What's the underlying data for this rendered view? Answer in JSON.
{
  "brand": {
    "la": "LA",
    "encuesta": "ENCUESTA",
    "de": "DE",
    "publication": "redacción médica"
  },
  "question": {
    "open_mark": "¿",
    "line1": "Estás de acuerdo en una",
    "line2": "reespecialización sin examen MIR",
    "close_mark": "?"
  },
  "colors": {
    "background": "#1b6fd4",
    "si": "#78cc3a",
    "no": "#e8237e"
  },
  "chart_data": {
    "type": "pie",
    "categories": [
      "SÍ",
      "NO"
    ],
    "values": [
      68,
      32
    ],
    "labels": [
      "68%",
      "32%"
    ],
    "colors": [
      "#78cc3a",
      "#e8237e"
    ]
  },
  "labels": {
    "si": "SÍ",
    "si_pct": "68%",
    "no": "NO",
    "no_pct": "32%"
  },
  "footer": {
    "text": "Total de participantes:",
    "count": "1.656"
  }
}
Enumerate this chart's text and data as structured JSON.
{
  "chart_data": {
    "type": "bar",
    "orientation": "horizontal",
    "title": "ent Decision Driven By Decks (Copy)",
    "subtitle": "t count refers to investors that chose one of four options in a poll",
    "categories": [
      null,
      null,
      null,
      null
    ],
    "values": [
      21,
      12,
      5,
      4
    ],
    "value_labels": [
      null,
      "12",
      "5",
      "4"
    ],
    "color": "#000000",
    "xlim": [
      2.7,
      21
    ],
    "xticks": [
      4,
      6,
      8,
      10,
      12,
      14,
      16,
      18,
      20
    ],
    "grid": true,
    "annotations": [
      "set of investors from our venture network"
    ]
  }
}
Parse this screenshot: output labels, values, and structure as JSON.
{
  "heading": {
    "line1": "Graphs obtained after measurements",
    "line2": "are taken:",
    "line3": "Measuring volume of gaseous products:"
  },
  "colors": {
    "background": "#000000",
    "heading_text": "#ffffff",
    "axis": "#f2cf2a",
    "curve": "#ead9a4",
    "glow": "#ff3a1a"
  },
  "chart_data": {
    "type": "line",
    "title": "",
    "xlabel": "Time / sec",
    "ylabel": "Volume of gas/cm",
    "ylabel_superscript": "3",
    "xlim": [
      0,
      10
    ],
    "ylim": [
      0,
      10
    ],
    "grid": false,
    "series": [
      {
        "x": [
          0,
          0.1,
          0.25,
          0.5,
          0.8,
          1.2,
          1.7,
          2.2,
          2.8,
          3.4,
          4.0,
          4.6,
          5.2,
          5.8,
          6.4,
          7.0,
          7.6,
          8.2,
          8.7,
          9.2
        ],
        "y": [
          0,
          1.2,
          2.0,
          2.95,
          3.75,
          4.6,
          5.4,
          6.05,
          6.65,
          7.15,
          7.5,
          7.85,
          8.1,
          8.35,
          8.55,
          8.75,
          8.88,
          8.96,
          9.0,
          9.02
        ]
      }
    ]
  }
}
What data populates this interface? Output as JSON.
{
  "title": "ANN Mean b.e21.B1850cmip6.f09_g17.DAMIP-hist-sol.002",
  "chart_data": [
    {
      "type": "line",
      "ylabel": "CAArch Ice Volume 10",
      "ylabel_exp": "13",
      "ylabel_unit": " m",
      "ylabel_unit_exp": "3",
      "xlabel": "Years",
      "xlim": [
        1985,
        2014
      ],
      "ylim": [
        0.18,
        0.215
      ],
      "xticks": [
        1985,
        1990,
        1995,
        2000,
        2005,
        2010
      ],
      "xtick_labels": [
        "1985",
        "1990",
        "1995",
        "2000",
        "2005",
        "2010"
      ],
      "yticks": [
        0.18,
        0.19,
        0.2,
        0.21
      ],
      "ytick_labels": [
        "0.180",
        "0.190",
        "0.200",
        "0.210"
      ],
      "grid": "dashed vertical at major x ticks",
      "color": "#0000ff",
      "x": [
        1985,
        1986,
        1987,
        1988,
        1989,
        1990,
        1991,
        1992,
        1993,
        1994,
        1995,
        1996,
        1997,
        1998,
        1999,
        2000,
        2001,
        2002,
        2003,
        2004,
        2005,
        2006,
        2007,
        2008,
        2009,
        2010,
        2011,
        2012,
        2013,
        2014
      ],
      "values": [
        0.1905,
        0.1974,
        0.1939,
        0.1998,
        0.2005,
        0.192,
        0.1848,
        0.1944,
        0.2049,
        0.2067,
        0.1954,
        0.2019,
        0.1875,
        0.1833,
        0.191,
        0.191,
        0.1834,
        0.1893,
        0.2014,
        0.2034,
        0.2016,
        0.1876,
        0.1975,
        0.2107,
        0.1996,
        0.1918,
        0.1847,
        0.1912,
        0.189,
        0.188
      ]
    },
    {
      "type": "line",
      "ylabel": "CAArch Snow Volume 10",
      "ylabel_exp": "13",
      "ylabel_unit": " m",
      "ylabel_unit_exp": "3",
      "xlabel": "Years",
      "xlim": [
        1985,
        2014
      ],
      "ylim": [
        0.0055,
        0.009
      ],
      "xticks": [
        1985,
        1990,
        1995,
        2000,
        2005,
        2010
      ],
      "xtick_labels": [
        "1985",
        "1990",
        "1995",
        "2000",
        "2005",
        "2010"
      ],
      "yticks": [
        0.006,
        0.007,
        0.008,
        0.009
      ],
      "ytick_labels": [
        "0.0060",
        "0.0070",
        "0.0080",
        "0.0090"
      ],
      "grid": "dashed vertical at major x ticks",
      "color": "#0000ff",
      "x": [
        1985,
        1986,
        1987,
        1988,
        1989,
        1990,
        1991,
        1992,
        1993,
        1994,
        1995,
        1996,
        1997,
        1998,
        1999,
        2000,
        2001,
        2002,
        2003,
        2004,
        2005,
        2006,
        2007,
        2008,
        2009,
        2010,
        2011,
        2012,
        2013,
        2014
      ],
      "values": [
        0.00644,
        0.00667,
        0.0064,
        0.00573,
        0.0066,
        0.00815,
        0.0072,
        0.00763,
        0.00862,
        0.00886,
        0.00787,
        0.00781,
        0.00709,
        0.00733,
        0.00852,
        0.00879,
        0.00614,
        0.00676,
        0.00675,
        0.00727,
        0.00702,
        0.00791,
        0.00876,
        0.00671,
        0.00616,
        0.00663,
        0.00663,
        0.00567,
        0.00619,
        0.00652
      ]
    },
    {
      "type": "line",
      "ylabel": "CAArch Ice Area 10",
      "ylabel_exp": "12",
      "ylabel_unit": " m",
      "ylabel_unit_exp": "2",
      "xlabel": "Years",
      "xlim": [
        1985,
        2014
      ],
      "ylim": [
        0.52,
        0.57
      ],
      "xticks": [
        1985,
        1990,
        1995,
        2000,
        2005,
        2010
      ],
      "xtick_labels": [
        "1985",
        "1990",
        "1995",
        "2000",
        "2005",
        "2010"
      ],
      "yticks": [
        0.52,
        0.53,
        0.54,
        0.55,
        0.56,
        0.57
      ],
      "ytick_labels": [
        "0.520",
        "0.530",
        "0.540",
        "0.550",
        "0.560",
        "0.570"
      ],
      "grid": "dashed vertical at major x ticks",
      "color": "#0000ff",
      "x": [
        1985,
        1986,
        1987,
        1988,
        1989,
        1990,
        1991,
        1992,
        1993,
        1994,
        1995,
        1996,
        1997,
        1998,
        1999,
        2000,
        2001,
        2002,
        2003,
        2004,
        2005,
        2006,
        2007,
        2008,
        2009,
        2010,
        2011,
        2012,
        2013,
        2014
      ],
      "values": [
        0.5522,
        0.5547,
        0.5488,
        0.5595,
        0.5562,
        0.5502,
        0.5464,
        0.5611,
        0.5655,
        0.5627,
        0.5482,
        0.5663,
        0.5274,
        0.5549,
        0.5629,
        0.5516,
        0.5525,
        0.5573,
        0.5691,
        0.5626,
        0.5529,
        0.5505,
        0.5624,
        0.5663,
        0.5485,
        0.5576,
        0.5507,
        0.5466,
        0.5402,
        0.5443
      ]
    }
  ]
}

■ ■ ■ ■ ■

● **Instructions for the task**:
Locate all lines holding the word "background", then copy them out.

● **Exercise response**:
    "background": "#1b6fd4",
    "background": "#000000",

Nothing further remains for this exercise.